Task prompt:
Return the records that follow unaltered. Omit every picture.

Data listing
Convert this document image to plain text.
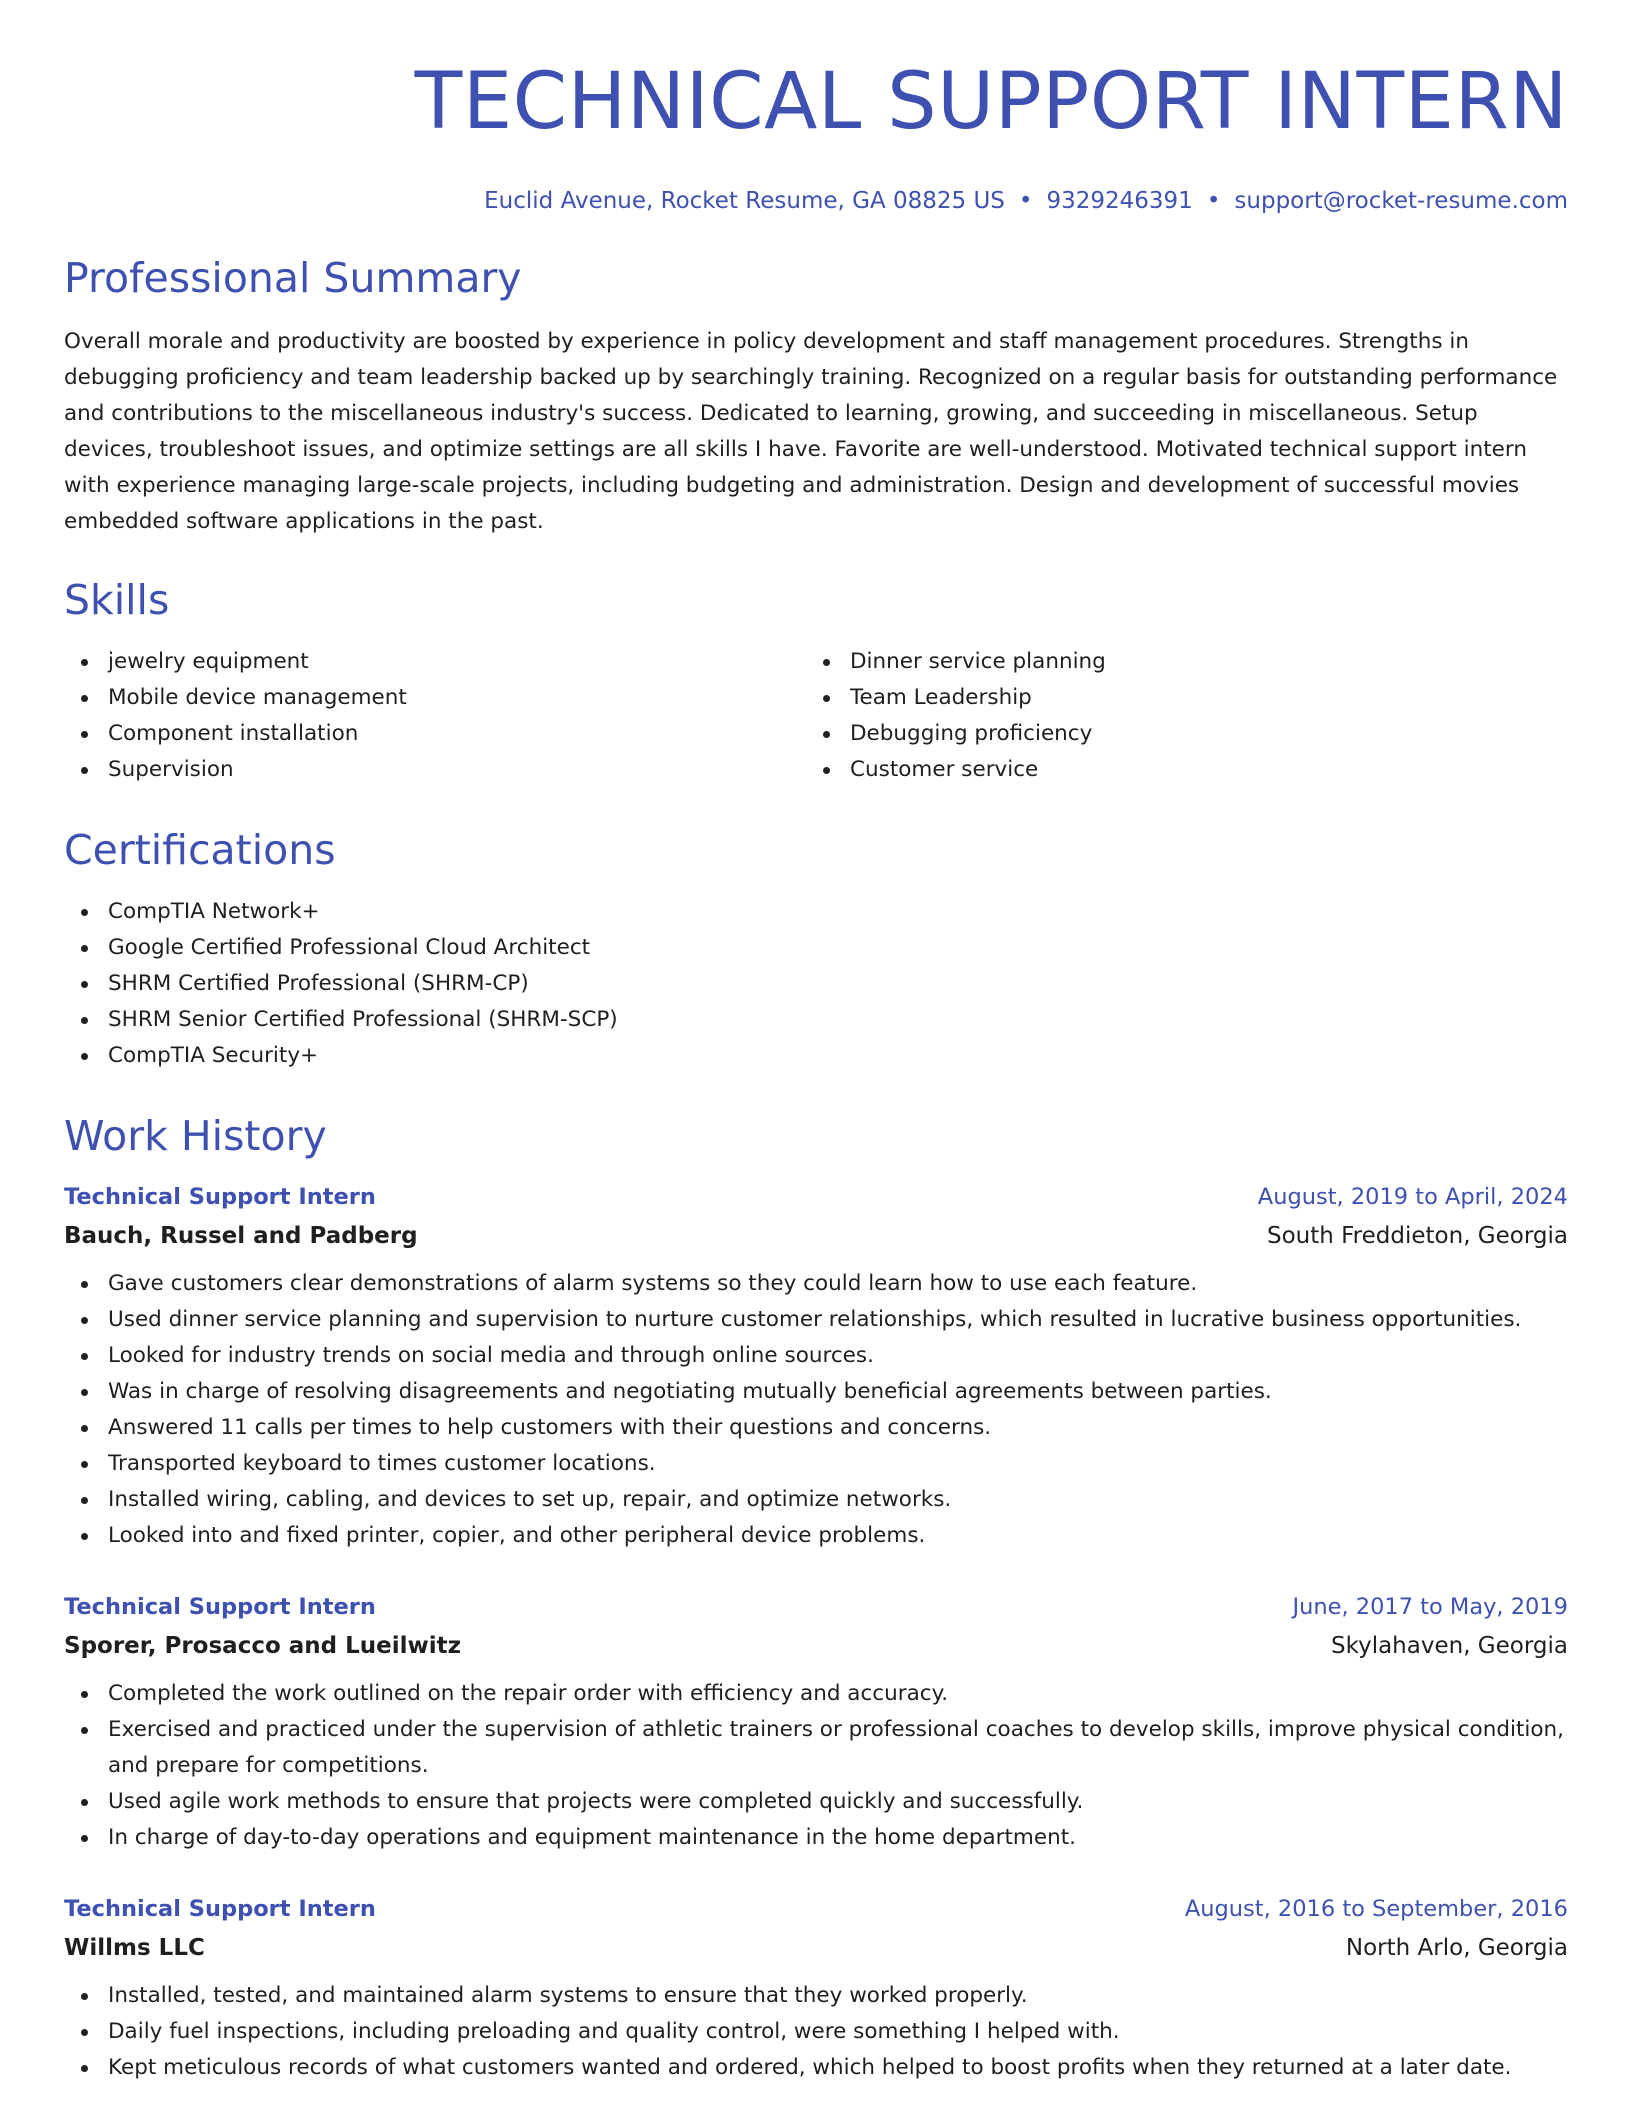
TECHNICAL SUPPORT INTERN
Euclid Avenue, Rocket Resume, GA 08825 US • 9329246391 • support@rocket-resume.com
Professional Summary

Overall morale and productivity are boosted by experience in policy development and staff management procedures. Strengths in debugging proficiency and team leadership backed up by searchingly training. Recognized on a regular basis for outstanding performance and contributions to the miscellaneous industry's success. Dedicated to learning, growing, and succeeding in miscellaneous. Setup devices, troubleshoot issues, and optimize settings are all skills I have. Favorite are well-understood. Motivated technical support intern with experience managing large-scale projects, including budgeting and administration. Design and development of successful movies embedded software applications in the past.

Skills
jewelry equipment
Mobile device management
Component installation
Supervision
Dinner service planning
Team Leadership
Debugging proficiency
Customer service
Certifications
CompTIA Network+
Google Certified Professional Cloud Architect
SHRM Certified Professional (SHRM-CP)
SHRM Senior Certified Professional (SHRM-SCP)
CompTIA Security+
Work History
Technical Support Intern	August, 2019 to April, 2024
Bauch, Russel and Padberg	South Freddieton, Georgia
Gave customers clear demonstrations of alarm systems so they could learn how to use each feature.
Used dinner service planning and supervision to nurture customer relationships, which resulted in lucrative business opportunities.
Looked for industry trends on social media and through online sources.
Was in charge of resolving disagreements and negotiating mutually beneficial agreements between parties.
Answered 11 calls per times to help customers with their questions and concerns.
Transported keyboard to times customer locations.
Installed wiring, cabling, and devices to set up, repair, and optimize networks.
Looked into and fixed printer, copier, and other peripheral device problems.
Technical Support Intern	June, 2017 to May, 2019
Sporer, Prosacco and Lueilwitz	Skylahaven, Georgia
Completed the work outlined on the repair order with efficiency and accuracy.
Exercised and practiced under the supervision of athletic trainers or professional coaches to develop skills, improve physical condition, and prepare for competitions.
Used agile work methods to ensure that projects were completed quickly and successfully.
In charge of day-to-day operations and equipment maintenance in the home department.
Technical Support Intern	August, 2016 to September, 2016
Willms LLC	North Arlo, Georgia
Installed, tested, and maintained alarm systems to ensure that they worked properly.
Daily fuel inspections, including preloading and quality control, were something I helped with.
Kept meticulous records of what customers wanted and ordered, which helped to boost profits when they returned at a later date.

Expected answer:
Convert this document image to plain text.
TECHNICAL SUPPORT INTERN
Euclid Avenue, Rocket Resume, GA 08825 US • 9329246391 • support@rocket-resume.com
Professional Summary

Overall morale and productivity are boosted by experience in policy development and staff management procedures. Strengths in debugging proficiency and team leadership backed up by searchingly training. Recognized on a regular basis for outstanding performance and contributions to the miscellaneous industry's success. Dedicated to learning, growing, and succeeding in miscellaneous. Setup devices, troubleshoot issues, and optimize settings are all skills I have. Favorite are well-understood. Motivated technical support intern with experience managing large-scale projects, including budgeting and administration. Design and development of successful movies embedded software applications in the past.

Skills
jewelry equipment
Mobile device management
Component installation
Supervision
Dinner service planning
Team Leadership
Debugging proficiency
Customer service
Certifications
CompTIA Network+
Google Certified Professional Cloud Architect
SHRM Certified Professional (SHRM-CP)
SHRM Senior Certified Professional (SHRM-SCP)
CompTIA Security+
Work History
Technical Support Intern	August, 2019 to April, 2024
Bauch, Russel and Padberg	South Freddieton, Georgia
Gave customers clear demonstrations of alarm systems so they could learn how to use each feature.
Used dinner service planning and supervision to nurture customer relationships, which resulted in lucrative business opportunities.
Looked for industry trends on social media and through online sources.
Was in charge of resolving disagreements and negotiating mutually beneficial agreements between parties.
Answered 11 calls per times to help customers with their questions and concerns.
Transported keyboard to times customer locations.
Installed wiring, cabling, and devices to set up, repair, and optimize networks.
Looked into and fixed printer, copier, and other peripheral device problems.
Technical Support Intern	June, 2017 to May, 2019
Sporer, Prosacco and Lueilwitz	Skylahaven, Georgia
Completed the work outlined on the repair order with efficiency and accuracy.
Exercised and practiced under the supervision of athletic trainers or professional coaches to develop skills, improve physical condition, and prepare for competitions.
Used agile work methods to ensure that projects were completed quickly and successfully.
In charge of day-to-day operations and equipment maintenance in the home department.
Technical Support Intern	August, 2016 to September, 2016
Willms LLC	North Arlo, Georgia
Installed, tested, and maintained alarm systems to ensure that they worked properly.
Daily fuel inspections, including preloading and quality control, were something I helped with.
Kept meticulous records of what customers wanted and ordered, which helped to boost profits when they returned at a later date.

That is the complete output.